[Start SUPPLIED ENTRIES]

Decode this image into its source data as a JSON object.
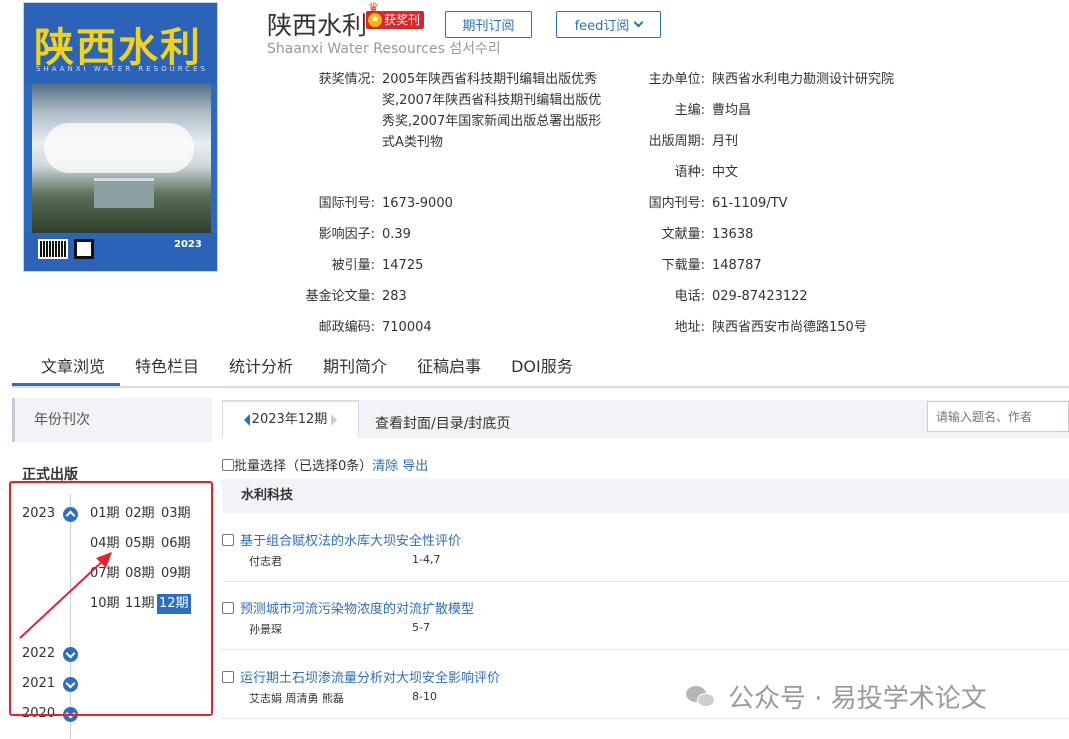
{
  "journal": {
    "title": "陕西水利",
    "badge": "获奖刊",
    "english": "Shaanxi Water Resources 섬서수리",
    "subscribe_btn": "期刊订阅",
    "feed_btn": "feed订阅",
    "cover": {
      "title": "陕西水利",
      "sub": "SHAANXI WATER RESOURCES",
      "year": "2023"
    }
  },
  "info": {
    "left": [
      {
        "label": "获奖情况:",
        "value": "2005年陕西省科技期刊编辑出版优秀奖,2007年陕西省科技期刊编辑出版优秀奖,2007年国家新闻出版总署出版形式A类刊物"
      },
      {
        "label": "国际刊号:",
        "value": "1673-9000"
      },
      {
        "label": "影响因子:",
        "value": "0.39"
      },
      {
        "label": "被引量:",
        "value": "14725"
      },
      {
        "label": "基金论文量:",
        "value": "283"
      },
      {
        "label": "邮政编码:",
        "value": "710004"
      }
    ],
    "right": [
      {
        "label": "主办单位:",
        "value": "陕西省水利电力勘测设计研究院"
      },
      {
        "label": "主编:",
        "value": "曹均昌"
      },
      {
        "label": "出版周期:",
        "value": "月刊"
      },
      {
        "label": "语种:",
        "value": "中文"
      },
      {
        "label": "国内刊号:",
        "value": "61-1109/TV"
      },
      {
        "label": "文献量:",
        "value": "13638"
      },
      {
        "label": "下载量:",
        "value": "148787"
      },
      {
        "label": "电话:",
        "value": "029-87423122"
      },
      {
        "label": "地址:",
        "value": "陕西省西安市尚德路150号"
      }
    ]
  },
  "tabs": [
    "文章浏览",
    "特色栏目",
    "统计分析",
    "期刊简介",
    "征稿启事",
    "DOI服务"
  ],
  "sidebar": {
    "header": "年份刊次",
    "section_title": "正式出版",
    "years": [
      "2023",
      "2022",
      "2021",
      "2020"
    ],
    "issues": [
      "01期",
      "02期",
      "03期",
      "04期",
      "05期",
      "06期",
      "07期",
      "08期",
      "09期",
      "10期",
      "11期",
      "12期"
    ],
    "selected_issue": "12期"
  },
  "main": {
    "current_issue": "2023年12期",
    "view_cover": "查看封面/目录/封底页",
    "search_placeholder": "请输入题名、作者",
    "batch_label": "批量选择（已选择0条）",
    "clear": "清除",
    "export": "导出",
    "section": "水利科技",
    "articles": [
      {
        "title": "基于组合赋权法的水库大坝安全性评价",
        "authors": "付志君",
        "pages": "1-4,7"
      },
      {
        "title": "预测城市河流污染物浓度的对流扩散模型",
        "authors": "孙景琛",
        "pages": "5-7"
      },
      {
        "title": "运行期土石坝渗流量分析对大坝安全影响评价",
        "authors": "艾志娟 周清勇 熊磊",
        "pages": "8-10"
      }
    ]
  },
  "watermark": "公众号 · 易投学术论文"
}
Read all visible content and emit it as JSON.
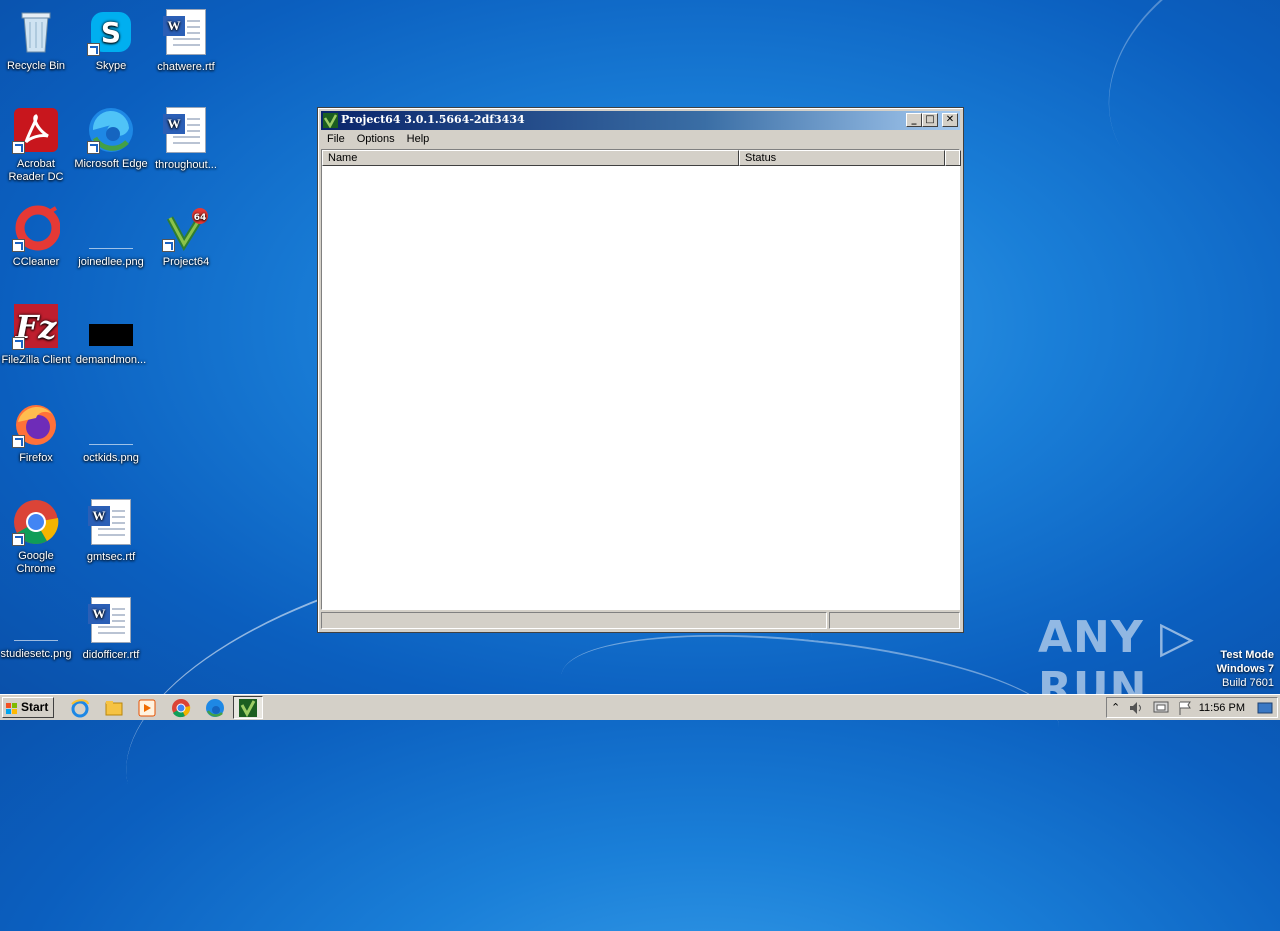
{
  "desktop": {
    "icons": [
      {
        "label": "Recycle Bin"
      },
      {
        "label": "Skype"
      },
      {
        "label": "chatwere.rtf"
      },
      {
        "label": "Acrobat Reader DC"
      },
      {
        "label": "Microsoft Edge"
      },
      {
        "label": "throughout..."
      },
      {
        "label": "CCleaner"
      },
      {
        "label": "joinedlee.png"
      },
      {
        "label": "Project64"
      },
      {
        "label": "FileZilla Client"
      },
      {
        "label": "demandmon..."
      },
      {
        "label": "Firefox"
      },
      {
        "label": "octkids.png"
      },
      {
        "label": "Google Chrome"
      },
      {
        "label": "gmtsec.rtf"
      },
      {
        "label": "studiesetc.png"
      },
      {
        "label": "didofficer.rtf"
      }
    ]
  },
  "window": {
    "title": "Project64 3.0.1.5664-2df3434",
    "minimize_glyph": "_",
    "maximize_glyph": "□",
    "close_glyph": "✕",
    "menu": [
      "File",
      "Options",
      "Help"
    ],
    "columns": [
      "Name",
      "Status"
    ]
  },
  "watermark": {
    "brand": "ANY ▷ RUN",
    "line1": "Test Mode",
    "line2": "Windows 7",
    "line3": "Build 7601"
  },
  "taskbar": {
    "start_label": "Start",
    "clock": "11:56 PM",
    "tray_arrow": "⌃"
  }
}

[End SUPPLIED ENTRIES]

> **WHAT NEEDS TO BE DONE**:
Except for the pictures, copy the material above exactly.

> **TASK RESPONSE**:
Decode this image into its source data as a JSON object.
{
  "journal": {
    "title": "陕西水利",
    "badge": "获奖刊",
    "english": "Shaanxi Water Resources 섬서수리",
    "subscribe_btn": "期刊订阅",
    "feed_btn": "feed订阅",
    "cover": {
      "title": "陕西水利",
      "sub": "SHAANXI WATER RESOURCES",
      "year": "2023"
    }
  },
  "info": {
    "left": [
      {
        "label": "获奖情况:",
        "value": "2005年陕西省科技期刊编辑出版优秀奖,2007年陕西省科技期刊编辑出版优秀奖,2007年国家新闻出版总署出版形式A类刊物"
      },
      {
        "label": "国际刊号:",
        "value": "1673-9000"
      },
      {
        "label": "影响因子:",
        "value": "0.39"
      },
      {
        "label": "被引量:",
        "value": "14725"
      },
      {
        "label": "基金论文量:",
        "value": "283"
      },
      {
        "label": "邮政编码:",
        "value": "710004"
      }
    ],
    "right": [
      {
        "label": "主办单位:",
        "value": "陕西省水利电力勘测设计研究院"
      },
      {
        "label": "主编:",
        "value": "曹均昌"
      },
      {
        "label": "出版周期:",
        "value": "月刊"
      },
      {
        "label": "语种:",
        "value": "中文"
      },
      {
        "label": "国内刊号:",
        "value": "61-1109/TV"
      },
      {
        "label": "文献量:",
        "value": "13638"
      },
      {
        "label": "下载量:",
        "value": "148787"
      },
      {
        "label": "电话:",
        "value": "029-87423122"
      },
      {
        "label": "地址:",
        "value": "陕西省西安市尚德路150号"
      }
    ]
  },
  "tabs": [
    "文章浏览",
    "特色栏目",
    "统计分析",
    "期刊简介",
    "征稿启事",
    "DOI服务"
  ],
  "sidebar": {
    "header": "年份刊次",
    "section_title": "正式出版",
    "years": [
      "2023",
      "2022",
      "2021",
      "2020"
    ],
    "issues": [
      "01期",
      "02期",
      "03期",
      "04期",
      "05期",
      "06期",
      "07期",
      "08期",
      "09期",
      "10期",
      "11期",
      "12期"
    ],
    "selected_issue": "12期"
  },
  "main": {
    "current_issue": "2023年12期",
    "view_cover": "查看封面/目录/封底页",
    "search_placeholder": "请输入题名、作者",
    "batch_label": "批量选择（已选择0条）",
    "clear": "清除",
    "export": "导出",
    "section": "水利科技",
    "articles": [
      {
        "title": "基于组合赋权法的水库大坝安全性评价",
        "authors": "付志君",
        "pages": "1-4,7"
      },
      {
        "title": "预测城市河流污染物浓度的对流扩散模型",
        "authors": "孙景琛",
        "pages": "5-7"
      },
      {
        "title": "运行期土石坝渗流量分析对大坝安全影响评价",
        "authors": "艾志娟 周清勇 熊磊",
        "pages": "8-10"
      }
    ]
  },
  "watermark": "公众号 · 易投学术论文"
}
Read all visible content and emit it as JSON.
{
  "desktop": {
    "icons": [
      {
        "label": "Recycle Bin"
      },
      {
        "label": "Skype"
      },
      {
        "label": "chatwere.rtf"
      },
      {
        "label": "Acrobat Reader DC"
      },
      {
        "label": "Microsoft Edge"
      },
      {
        "label": "throughout..."
      },
      {
        "label": "CCleaner"
      },
      {
        "label": "joinedlee.png"
      },
      {
        "label": "Project64"
      },
      {
        "label": "FileZilla Client"
      },
      {
        "label": "demandmon..."
      },
      {
        "label": "Firefox"
      },
      {
        "label": "octkids.png"
      },
      {
        "label": "Google Chrome"
      },
      {
        "label": "gmtsec.rtf"
      },
      {
        "label": "studiesetc.png"
      },
      {
        "label": "didofficer.rtf"
      }
    ]
  },
  "window": {
    "title": "Project64 3.0.1.5664-2df3434",
    "minimize_glyph": "_",
    "maximize_glyph": "□",
    "close_glyph": "✕",
    "menu": [
      "File",
      "Options",
      "Help"
    ],
    "columns": [
      "Name",
      "Status"
    ]
  },
  "watermark": {
    "brand": "ANY ▷ RUN",
    "line1": "Test Mode",
    "line2": "Windows 7",
    "line3": "Build 7601"
  },
  "taskbar": {
    "start_label": "Start",
    "clock": "11:56 PM",
    "tray_arrow": "⌃"
  }
}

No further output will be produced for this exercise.